BEGIN Material provided

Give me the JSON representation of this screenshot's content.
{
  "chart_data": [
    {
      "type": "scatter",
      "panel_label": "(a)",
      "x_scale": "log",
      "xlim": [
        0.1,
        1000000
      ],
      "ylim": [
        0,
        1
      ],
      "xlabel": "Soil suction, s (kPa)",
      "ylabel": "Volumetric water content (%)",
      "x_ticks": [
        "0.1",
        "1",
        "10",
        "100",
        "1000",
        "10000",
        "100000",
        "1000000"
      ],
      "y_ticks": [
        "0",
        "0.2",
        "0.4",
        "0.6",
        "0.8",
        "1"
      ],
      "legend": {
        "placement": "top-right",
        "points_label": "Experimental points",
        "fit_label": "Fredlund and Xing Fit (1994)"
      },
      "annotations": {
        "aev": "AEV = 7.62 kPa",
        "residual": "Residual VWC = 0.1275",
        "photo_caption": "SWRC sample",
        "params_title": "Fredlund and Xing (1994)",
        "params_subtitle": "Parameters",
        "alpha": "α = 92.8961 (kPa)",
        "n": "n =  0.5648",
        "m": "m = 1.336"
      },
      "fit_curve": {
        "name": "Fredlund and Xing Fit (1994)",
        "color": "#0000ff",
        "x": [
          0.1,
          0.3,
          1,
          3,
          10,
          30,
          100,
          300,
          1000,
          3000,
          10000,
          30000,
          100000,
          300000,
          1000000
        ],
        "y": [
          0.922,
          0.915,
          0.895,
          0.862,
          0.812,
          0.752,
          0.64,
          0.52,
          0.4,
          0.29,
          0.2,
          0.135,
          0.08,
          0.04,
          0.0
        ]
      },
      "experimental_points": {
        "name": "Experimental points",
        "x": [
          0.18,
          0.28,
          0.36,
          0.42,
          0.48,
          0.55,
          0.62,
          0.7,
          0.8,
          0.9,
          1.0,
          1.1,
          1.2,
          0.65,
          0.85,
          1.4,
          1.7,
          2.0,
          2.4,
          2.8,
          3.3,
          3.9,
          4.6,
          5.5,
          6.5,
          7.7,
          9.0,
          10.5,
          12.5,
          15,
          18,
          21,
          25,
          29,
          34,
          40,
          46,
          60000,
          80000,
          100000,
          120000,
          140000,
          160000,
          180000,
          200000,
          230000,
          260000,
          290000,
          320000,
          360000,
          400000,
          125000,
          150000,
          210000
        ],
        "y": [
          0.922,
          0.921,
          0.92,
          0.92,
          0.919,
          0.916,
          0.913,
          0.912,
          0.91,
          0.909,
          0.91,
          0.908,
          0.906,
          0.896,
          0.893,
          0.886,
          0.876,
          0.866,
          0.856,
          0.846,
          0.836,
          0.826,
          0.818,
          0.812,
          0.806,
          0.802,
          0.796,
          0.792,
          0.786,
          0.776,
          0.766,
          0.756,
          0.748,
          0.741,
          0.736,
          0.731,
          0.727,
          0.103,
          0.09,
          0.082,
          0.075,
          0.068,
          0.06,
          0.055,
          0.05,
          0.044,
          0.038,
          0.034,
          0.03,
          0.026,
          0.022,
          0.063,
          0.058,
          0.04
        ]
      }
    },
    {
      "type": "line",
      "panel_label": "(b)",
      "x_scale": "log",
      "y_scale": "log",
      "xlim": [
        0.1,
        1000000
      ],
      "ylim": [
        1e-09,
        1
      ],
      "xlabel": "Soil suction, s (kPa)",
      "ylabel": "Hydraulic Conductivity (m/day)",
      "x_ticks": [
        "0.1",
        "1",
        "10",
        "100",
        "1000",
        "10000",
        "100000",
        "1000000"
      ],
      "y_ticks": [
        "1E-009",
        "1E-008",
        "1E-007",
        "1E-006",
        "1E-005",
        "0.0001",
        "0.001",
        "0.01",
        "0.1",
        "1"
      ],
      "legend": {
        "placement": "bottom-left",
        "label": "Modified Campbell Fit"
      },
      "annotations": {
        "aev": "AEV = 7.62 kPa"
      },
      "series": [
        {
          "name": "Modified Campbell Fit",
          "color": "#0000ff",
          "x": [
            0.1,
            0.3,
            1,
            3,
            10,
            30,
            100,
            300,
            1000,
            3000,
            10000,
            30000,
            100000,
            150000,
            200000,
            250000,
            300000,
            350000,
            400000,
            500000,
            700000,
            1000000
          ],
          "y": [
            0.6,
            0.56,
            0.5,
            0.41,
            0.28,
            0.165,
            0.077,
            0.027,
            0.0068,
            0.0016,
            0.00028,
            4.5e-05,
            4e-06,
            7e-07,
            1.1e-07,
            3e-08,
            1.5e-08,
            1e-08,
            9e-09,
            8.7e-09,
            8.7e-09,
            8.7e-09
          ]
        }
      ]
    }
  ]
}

END Material provided

• Task directions:
List the lines that contain the word "Xing".

• Worked solution:
        "fit_label": "Fredlund and Xing Fit (1994)"
        "params_title": "Fredlund and Xing (1994)",
        "name": "Fredlund and Xing Fit (1994)",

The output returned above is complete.